What is being asked: Every line below that includes "headline" counts toward the total. Report that total alone.

Input rows:
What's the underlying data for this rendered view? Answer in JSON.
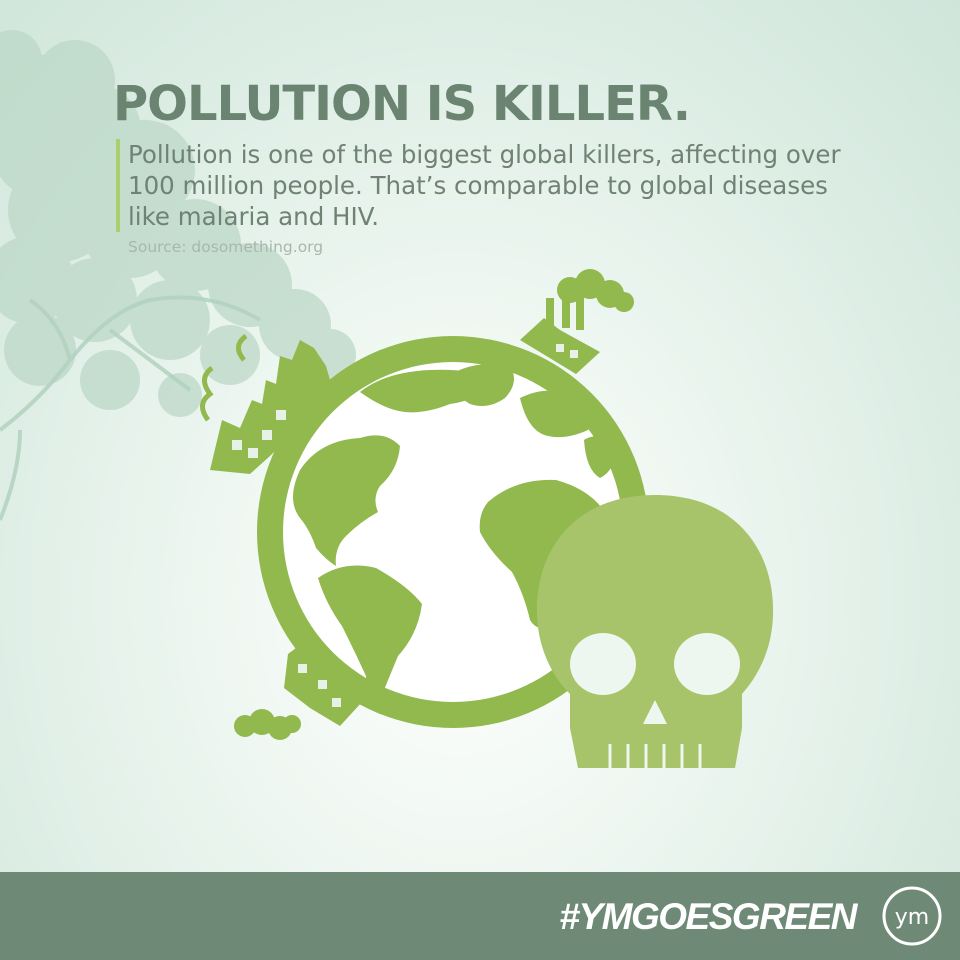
{
  "headline": "POLLUTION IS KILLER.",
  "body": "Pollution is one of the biggest global killers, affecting over 100 million people. That’s comparable to global diseases like malaria and HIV.",
  "source": "Source: dosomething.org",
  "footer": {
    "hashtag": "#YMGOESGREEN",
    "logo_text": "ym"
  },
  "colors": {
    "headline": "#6b8471",
    "accent_bar": "#a9cf6f",
    "earth_green": "#91b94e",
    "skull_green": "#a8c46a",
    "footer_bg": "#6e8a77"
  },
  "icons": [
    "tree-silhouette",
    "globe-icon",
    "factory-icon",
    "smoke-cloud-icon",
    "skull-icon",
    "ym-logo"
  ]
}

Solution to the problem: 2